Text segment Start Marker
It was alleged that outside the Berlin hotel where the party held its inaugural meeting, copies of Junge Freiheit, a weekly that is also popular with the far right, were being handed out. The Rheinische Post pointed out that some AfD members and supporters wrote for the paper. There was also a protest outside the venue of the party's inaugural meeting by Andreas Storr, a National Democratic Party of Germany (NPD) representative in the Landtag of Saxony, as the NPD sees AfD as a rival for Eurosceptic votes.

In 2013, AfD party organizers sent out the message that they are not trying to attract right-wing radicals and toned down rhetoric on their Facebook page following media allegations that it too closely evoked the language of the far right. At that time, AfD checked applicants for membership to exclude far-right and former NPD members who support the anti-euro policy. The former party chairman Bernd Lucke stated that "[t]he applause is coming from the wrong side", regarding praise his party gained from the NPD.

Members of Alliance 90/Green Party have accused AfD of pandering to xenophobic and nationalistic sentiments. There have been altercations between AfD members and Green Youth members. Following the 2013 federal election, the anti-Islam German Freedom Party unilaterally pledged to support AfD in the 2014 elections and concentrate its efforts on local elections only. Bernd Lucke responded by saying that the German Freedom Party's support was unwanted and sent a letter to AfD party associations recommending a hiring freeze.

Stern reported that among 396 AfD candidates for the 2017 Bundestag, 47 candidates did not distance themselves from right-wing extremism. Although a large proportion of the candidates are not openly racist, some relativize Germany's role in World War II or call for the recognition of a "Cult of Guilt". 30 candidates claimed to tolerate right-wing friends in their profile or were themselves members of groups associated with such people; others said that they mourned the German Reich or used their symbols.

In 2018 Tino Chrupalla, the current co-leader of AfD, gave an interview to holocaust denier, antisemite and right-wing extremist Nikolai Nerling, which was uploaded to YouTube. It was staged as having occurred by chance, but an earlier shot in the video reveals Chrupalla waiting in the background. As such, the interview was cited in the 2019 Federal Office for the Protection of the Constitution report on AfD as evidence of the party's "Connections to the framework of a so-called new right or right-wing populist 'resistance milieu'".
Text segment End Marker
- Activity
Pick up the passage above about the AfD and the far right after its last sentence, and keep it going.
Information provided Start Marker
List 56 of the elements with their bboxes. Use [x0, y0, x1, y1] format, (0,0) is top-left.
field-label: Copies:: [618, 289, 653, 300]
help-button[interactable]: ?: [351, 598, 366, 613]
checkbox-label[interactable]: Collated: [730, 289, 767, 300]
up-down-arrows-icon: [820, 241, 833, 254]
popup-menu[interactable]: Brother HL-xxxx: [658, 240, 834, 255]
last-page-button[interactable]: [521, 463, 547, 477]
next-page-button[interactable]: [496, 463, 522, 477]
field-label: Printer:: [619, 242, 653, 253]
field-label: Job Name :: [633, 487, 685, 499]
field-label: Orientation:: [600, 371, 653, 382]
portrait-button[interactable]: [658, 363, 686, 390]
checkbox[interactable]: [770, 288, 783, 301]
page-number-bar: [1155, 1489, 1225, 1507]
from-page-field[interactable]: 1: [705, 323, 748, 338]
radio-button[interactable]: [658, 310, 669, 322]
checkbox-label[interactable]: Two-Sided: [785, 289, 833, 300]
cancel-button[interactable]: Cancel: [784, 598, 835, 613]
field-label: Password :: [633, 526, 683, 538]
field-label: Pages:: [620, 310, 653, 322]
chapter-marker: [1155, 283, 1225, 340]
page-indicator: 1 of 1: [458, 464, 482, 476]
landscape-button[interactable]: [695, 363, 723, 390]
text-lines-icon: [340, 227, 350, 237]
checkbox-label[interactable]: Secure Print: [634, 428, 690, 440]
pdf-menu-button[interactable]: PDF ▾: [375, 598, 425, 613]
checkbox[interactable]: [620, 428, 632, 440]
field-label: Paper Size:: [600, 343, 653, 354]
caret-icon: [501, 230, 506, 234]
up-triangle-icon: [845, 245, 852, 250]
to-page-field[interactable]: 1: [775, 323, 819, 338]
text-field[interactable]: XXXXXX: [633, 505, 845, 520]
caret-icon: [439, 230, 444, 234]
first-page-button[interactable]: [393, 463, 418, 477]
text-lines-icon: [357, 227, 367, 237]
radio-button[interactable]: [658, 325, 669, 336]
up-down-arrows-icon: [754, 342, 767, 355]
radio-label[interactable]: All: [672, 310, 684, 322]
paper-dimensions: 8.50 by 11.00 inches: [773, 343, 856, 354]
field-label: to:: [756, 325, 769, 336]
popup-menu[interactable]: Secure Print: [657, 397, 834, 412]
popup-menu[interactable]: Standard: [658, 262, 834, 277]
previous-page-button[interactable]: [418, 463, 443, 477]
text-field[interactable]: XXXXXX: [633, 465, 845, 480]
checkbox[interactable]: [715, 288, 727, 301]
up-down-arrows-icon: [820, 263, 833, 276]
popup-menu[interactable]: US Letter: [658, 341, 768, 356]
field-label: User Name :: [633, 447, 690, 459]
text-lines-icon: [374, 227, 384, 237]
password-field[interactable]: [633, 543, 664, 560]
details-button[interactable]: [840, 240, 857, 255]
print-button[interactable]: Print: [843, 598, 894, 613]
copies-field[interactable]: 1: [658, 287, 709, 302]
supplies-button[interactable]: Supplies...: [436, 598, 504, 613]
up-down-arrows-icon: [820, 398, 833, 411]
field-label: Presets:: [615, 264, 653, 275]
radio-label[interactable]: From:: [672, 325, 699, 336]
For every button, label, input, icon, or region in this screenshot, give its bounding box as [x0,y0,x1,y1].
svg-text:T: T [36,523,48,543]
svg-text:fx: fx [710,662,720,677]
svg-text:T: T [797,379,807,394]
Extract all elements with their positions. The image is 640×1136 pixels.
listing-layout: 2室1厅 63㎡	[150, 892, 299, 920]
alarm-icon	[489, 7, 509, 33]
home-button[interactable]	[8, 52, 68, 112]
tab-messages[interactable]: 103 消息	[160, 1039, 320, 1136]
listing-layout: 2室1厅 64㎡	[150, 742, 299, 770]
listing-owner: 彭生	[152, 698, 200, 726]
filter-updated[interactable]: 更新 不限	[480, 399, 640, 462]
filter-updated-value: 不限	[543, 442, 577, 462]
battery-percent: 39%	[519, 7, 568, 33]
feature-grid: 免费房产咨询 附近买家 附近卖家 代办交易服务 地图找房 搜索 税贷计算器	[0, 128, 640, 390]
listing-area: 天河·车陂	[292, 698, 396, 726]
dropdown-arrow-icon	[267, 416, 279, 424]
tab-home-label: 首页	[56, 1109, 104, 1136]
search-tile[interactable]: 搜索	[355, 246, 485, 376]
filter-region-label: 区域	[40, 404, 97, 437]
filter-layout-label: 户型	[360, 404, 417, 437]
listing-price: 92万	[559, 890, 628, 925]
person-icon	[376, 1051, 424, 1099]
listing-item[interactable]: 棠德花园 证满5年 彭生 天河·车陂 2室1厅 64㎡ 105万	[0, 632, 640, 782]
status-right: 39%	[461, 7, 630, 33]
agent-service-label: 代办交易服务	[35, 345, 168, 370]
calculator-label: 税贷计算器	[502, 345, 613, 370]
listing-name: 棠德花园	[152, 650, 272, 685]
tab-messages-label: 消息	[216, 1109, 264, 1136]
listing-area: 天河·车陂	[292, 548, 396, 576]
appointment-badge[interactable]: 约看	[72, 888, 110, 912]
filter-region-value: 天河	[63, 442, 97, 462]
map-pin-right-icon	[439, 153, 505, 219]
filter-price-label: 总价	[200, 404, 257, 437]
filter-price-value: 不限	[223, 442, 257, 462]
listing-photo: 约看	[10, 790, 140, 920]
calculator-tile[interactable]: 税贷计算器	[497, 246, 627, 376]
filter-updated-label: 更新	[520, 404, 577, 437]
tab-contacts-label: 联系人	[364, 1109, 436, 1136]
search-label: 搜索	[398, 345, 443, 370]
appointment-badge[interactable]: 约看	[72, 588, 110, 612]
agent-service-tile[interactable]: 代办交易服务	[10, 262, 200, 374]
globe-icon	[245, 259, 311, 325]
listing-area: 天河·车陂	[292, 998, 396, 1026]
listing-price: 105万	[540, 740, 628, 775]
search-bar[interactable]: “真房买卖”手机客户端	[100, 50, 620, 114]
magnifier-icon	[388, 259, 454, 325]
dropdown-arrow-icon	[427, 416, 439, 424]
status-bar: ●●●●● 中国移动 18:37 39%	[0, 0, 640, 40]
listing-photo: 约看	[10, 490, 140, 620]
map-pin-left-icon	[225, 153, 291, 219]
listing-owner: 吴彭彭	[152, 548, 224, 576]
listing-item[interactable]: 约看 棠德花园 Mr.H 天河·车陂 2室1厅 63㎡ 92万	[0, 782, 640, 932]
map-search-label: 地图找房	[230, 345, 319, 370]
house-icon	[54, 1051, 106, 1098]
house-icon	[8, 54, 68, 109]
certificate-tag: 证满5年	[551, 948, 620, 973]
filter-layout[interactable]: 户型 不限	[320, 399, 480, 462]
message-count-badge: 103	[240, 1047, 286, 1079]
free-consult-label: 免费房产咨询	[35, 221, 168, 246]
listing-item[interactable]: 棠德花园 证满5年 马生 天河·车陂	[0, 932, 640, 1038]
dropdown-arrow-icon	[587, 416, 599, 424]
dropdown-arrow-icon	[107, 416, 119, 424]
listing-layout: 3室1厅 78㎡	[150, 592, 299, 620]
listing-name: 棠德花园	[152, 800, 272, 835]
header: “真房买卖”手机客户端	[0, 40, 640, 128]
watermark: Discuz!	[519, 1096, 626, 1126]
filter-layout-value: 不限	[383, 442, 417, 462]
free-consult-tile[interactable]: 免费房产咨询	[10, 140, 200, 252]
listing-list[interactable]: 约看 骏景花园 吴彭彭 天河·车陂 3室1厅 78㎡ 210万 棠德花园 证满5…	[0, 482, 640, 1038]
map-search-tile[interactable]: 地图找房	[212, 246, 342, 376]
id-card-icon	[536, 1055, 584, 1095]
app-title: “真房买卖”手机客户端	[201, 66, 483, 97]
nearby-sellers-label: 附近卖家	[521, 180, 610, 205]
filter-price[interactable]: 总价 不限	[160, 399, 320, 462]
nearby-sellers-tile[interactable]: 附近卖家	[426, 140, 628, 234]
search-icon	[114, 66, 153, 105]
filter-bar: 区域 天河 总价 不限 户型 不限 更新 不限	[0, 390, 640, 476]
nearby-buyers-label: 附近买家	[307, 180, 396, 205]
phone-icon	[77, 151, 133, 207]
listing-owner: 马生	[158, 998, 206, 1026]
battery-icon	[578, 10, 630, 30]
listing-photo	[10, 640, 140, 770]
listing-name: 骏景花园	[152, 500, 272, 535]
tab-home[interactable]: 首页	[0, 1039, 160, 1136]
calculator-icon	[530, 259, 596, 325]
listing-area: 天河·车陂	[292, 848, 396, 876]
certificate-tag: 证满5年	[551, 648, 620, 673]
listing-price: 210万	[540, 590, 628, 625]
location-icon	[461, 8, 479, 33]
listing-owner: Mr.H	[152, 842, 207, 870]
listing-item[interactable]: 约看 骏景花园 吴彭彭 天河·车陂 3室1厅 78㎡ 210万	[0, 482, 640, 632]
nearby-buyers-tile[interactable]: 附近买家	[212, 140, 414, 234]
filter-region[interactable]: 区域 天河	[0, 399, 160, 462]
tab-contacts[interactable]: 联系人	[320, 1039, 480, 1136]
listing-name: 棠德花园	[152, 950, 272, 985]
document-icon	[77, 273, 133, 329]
Information provided End Marker
- Solved exercise
On 24 June 2024 it was announced that two parliamentary groups consisting of members of the AfD and Die Heimat (formerly the NPD) had been formed in the Brandenburg town of Lauchhammer and the district of Oberspreewald-Lausitz. In Lauchhammer, the joint parliamentary group will be represented in the town council under the name "AfDplus", while the "Heimat & Zukunft" parliamentary group has been formed in the district council of Oberspreewald-Lausitz. Thomas Gürtler from Die Heimat will play a leading role in both bodies. This development is seen as the first official coalition between AfD and the far-right party Die Heimat. The formation of the parliamentary groups was supported by statements made by AfD chairman Tino Chrupalla, who emphasised that there would be no "firewalls" to other parties at local level.

=== Refugees ===
In 2016 AfD MEP Marcus Pretzell was expelled from the party after he said that German borders should be defended from incursion by refugees "with armed force as a measure of last resort".

Later that same year, former AfD party chair and MEP Frauke Petry told a reporter from the regional newspaper Mannheimer Morgen that the German Border police must do their jobs by "hindering illegal entry of refugees" and that they may "use firearms if necessary" to "prevent illegal border crossings". Petry later stated that no policeman "wants to fire on a refugee and I don't want that either" but that border police must follow the law to maintain the integrity of European borders. Afterwards, Petry made several attempts to justify these statements.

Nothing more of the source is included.